### Input for this task
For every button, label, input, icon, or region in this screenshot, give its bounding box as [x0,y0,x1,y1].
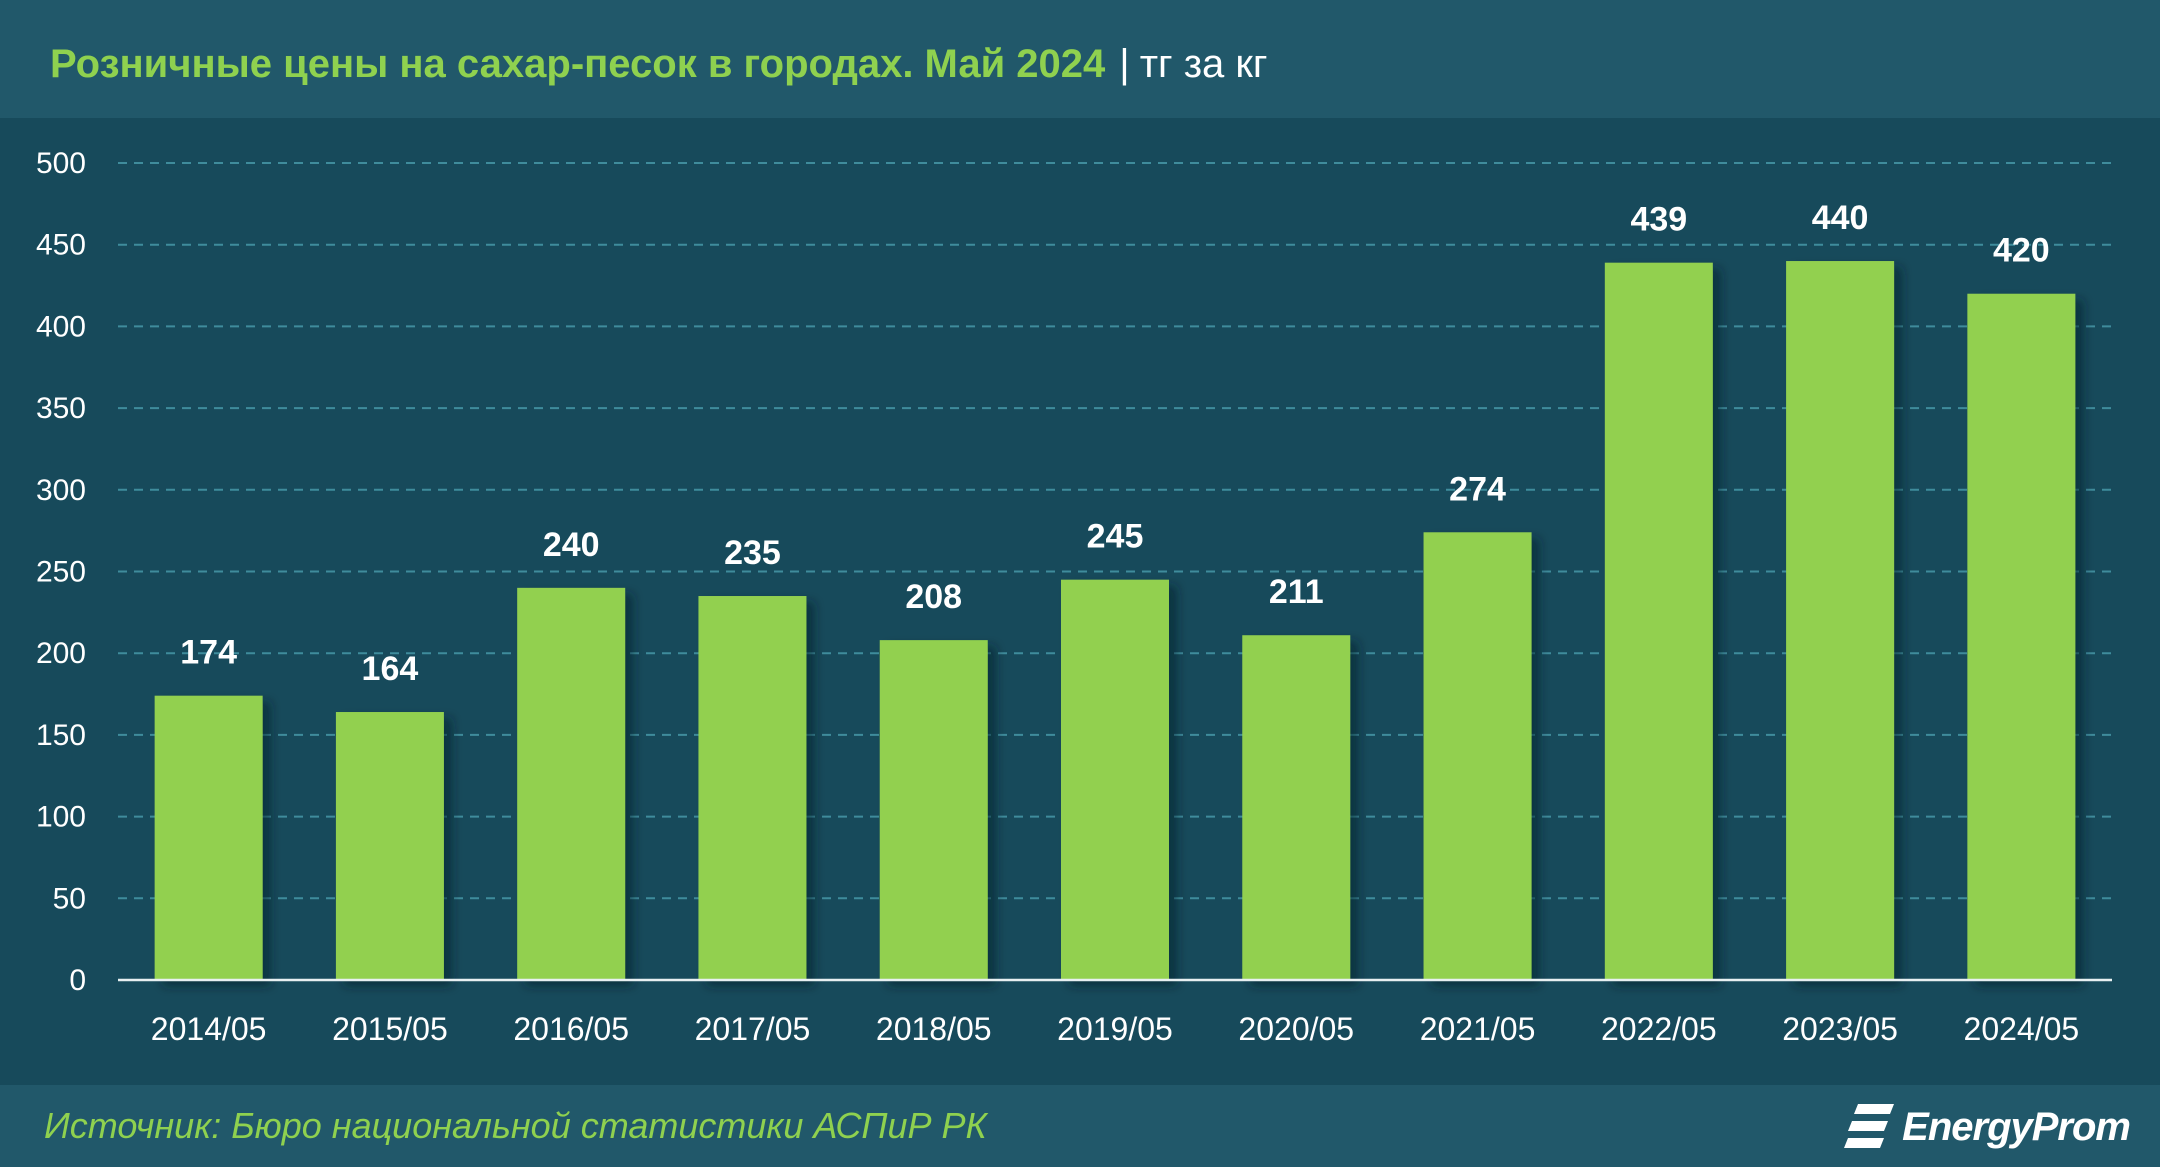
x-tick-label: 2021/05 [1420,1011,1536,1047]
y-axis-ticks: 0 50 100 150 200 250 300 350 400 450 500 [36,147,86,997]
brand-name: EnergyProm [1902,1104,2131,1149]
y-tick-label: 350 [36,392,86,425]
data-label: 439 [1630,201,1687,239]
y-tick-label: 500 [36,147,86,180]
x-tick-label: 2022/05 [1601,1011,1717,1047]
title-separator: | [1119,42,1130,86]
data-label: 274 [1449,470,1506,508]
bar [879,640,988,980]
energyprom-logo-icon [1844,1104,1895,1148]
x-tick-label: 2016/05 [513,1011,629,1047]
bar [335,712,444,980]
x-tick-label: 2014/05 [151,1011,267,1047]
y-tick-label: 200 [36,637,86,670]
y-tick-label: 150 [36,719,86,752]
x-axis-labels: 2014/05 2015/05 2016/05 2017/05 2018/05 2019/… [151,1011,2079,1047]
data-label: 245 [1087,518,1144,556]
y-tick-label: 300 [36,474,86,507]
data-label: 235 [724,534,781,572]
header-bar: Розничные цены на сахар-песок в городах.… [0,0,2160,118]
data-labels: 174 164 240 235 208 245 211 274 439 440 420 [180,199,2049,688]
y-tick-label: 250 [36,556,86,589]
bar [1423,532,1532,980]
x-tick-label: 2020/05 [1238,1011,1354,1047]
x-tick-label: 2017/05 [695,1011,811,1047]
footer-bar: Источник: Бюро национальной статистики А… [0,1085,2160,1167]
bar [1242,635,1351,980]
bar [517,587,626,980]
y-tick-label: 50 [53,882,86,915]
bar [1967,293,2076,981]
chart-title: Розничные цены на сахар-песок в городах.… [50,42,1106,86]
title-line: Розничные цены на сахар-песок в городах.… [50,34,1268,94]
x-tick-label: 2015/05 [332,1011,448,1047]
x-tick-label: 2018/05 [876,1011,992,1047]
y-tick-label: 0 [69,964,86,997]
data-label: 174 [180,634,237,672]
brand-logo: EnergyProm [1844,1099,2131,1155]
y-tick-label: 450 [36,229,86,262]
bars [154,261,2076,981]
bar [1061,579,1169,980]
bar [698,596,807,980]
data-label: 440 [1812,199,1869,237]
bar [1786,261,1895,980]
data-label: 240 [543,526,600,564]
bar [154,695,263,980]
data-label: 211 [1269,573,1324,611]
source-note: Источник: Бюро национальной статистики А… [44,1105,987,1146]
y-tick-label: 400 [36,310,86,343]
x-tick-label: 2024/05 [1964,1011,2080,1047]
chart-unit: тг за кг [1139,42,1268,86]
data-label: 164 [362,650,419,688]
data-label: 208 [905,578,962,616]
x-tick-label: 2023/05 [1782,1011,1898,1047]
data-label: 420 [1993,232,2050,270]
x-tick-label: 2019/05 [1057,1011,1173,1047]
y-tick-label: 100 [36,801,86,834]
chart-panel: 0 50 100 150 200 250 300 350 400 450 500 2014/05 20… [0,118,2160,1085]
bar [1604,262,1713,980]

### Directions
Copy out the lines of the material above verbatim, leaving out the picture.

### Final result
For every button, label, input, icon, or region in this screenshot, give its bounding box as [x0,y0,x1,y1].
x-tick-label: 2021/05 [1420,1011,1536,1047]
y-axis-ticks: 0 50 100 150 200 250 300 350 400 450 500 [36,147,86,997]
brand-name: EnergyProm [1902,1104,2131,1149]
y-tick-label: 350 [36,392,86,425]
data-label: 439 [1630,201,1687,239]
y-tick-label: 500 [36,147,86,180]
x-tick-label: 2022/05 [1601,1011,1717,1047]
title-separator: | [1119,42,1130,86]
data-label: 274 [1449,470,1506,508]
bar [879,640,988,980]
energyprom-logo-icon [1844,1104,1895,1148]
x-tick-label: 2016/05 [513,1011,629,1047]
bar [335,712,444,980]
x-tick-label: 2014/05 [151,1011,267,1047]
y-tick-label: 200 [36,637,86,670]
y-tick-label: 150 [36,719,86,752]
x-axis-labels: 2014/05 2015/05 2016/05 2017/05 2018/05 2019/… [151,1011,2079,1047]
data-label: 245 [1087,518,1144,556]
y-tick-label: 300 [36,474,86,507]
data-label: 235 [724,534,781,572]
header-bar: Розничные цены на сахар-песок в городах.… [0,0,2160,118]
data-labels: 174 164 240 235 208 245 211 274 439 440 420 [180,199,2049,688]
y-tick-label: 250 [36,556,86,589]
bar [1423,532,1532,980]
x-tick-label: 2020/05 [1238,1011,1354,1047]
x-tick-label: 2017/05 [695,1011,811,1047]
footer-bar: Источник: Бюро национальной статистики А… [0,1085,2160,1167]
bar [1242,635,1351,980]
bar [517,587,626,980]
y-tick-label: 50 [53,882,86,915]
bar [1967,293,2076,981]
chart-title: Розничные цены на сахар-песок в городах.… [50,42,1106,86]
title-line: Розничные цены на сахар-песок в городах.… [50,34,1268,94]
x-tick-label: 2015/05 [332,1011,448,1047]
x-tick-label: 2018/05 [876,1011,992,1047]
y-tick-label: 0 [69,964,86,997]
data-label: 174 [180,634,237,672]
brand-logo: EnergyProm [1844,1099,2131,1155]
y-tick-label: 450 [36,229,86,262]
bars [154,261,2076,981]
bar [1061,579,1169,980]
bar [698,596,807,980]
data-label: 440 [1812,199,1869,237]
bar [1786,261,1895,980]
data-label: 240 [543,526,600,564]
bar [154,695,263,980]
data-label: 211 [1269,573,1324,611]
source-note: Источник: Бюро национальной статистики А… [44,1105,987,1146]
y-tick-label: 400 [36,310,86,343]
x-tick-label: 2024/05 [1964,1011,2080,1047]
chart-unit: тг за кг [1139,42,1268,86]
data-label: 164 [362,650,419,688]
data-label: 208 [905,578,962,616]
x-tick-label: 2023/05 [1782,1011,1898,1047]
data-label: 420 [1993,232,2050,270]
x-tick-label: 2019/05 [1057,1011,1173,1047]
y-tick-label: 100 [36,801,86,834]
chart-panel: 0 50 100 150 200 250 300 350 400 450 500 2014/05 20… [0,118,2160,1085]
bar [1604,262,1713,980]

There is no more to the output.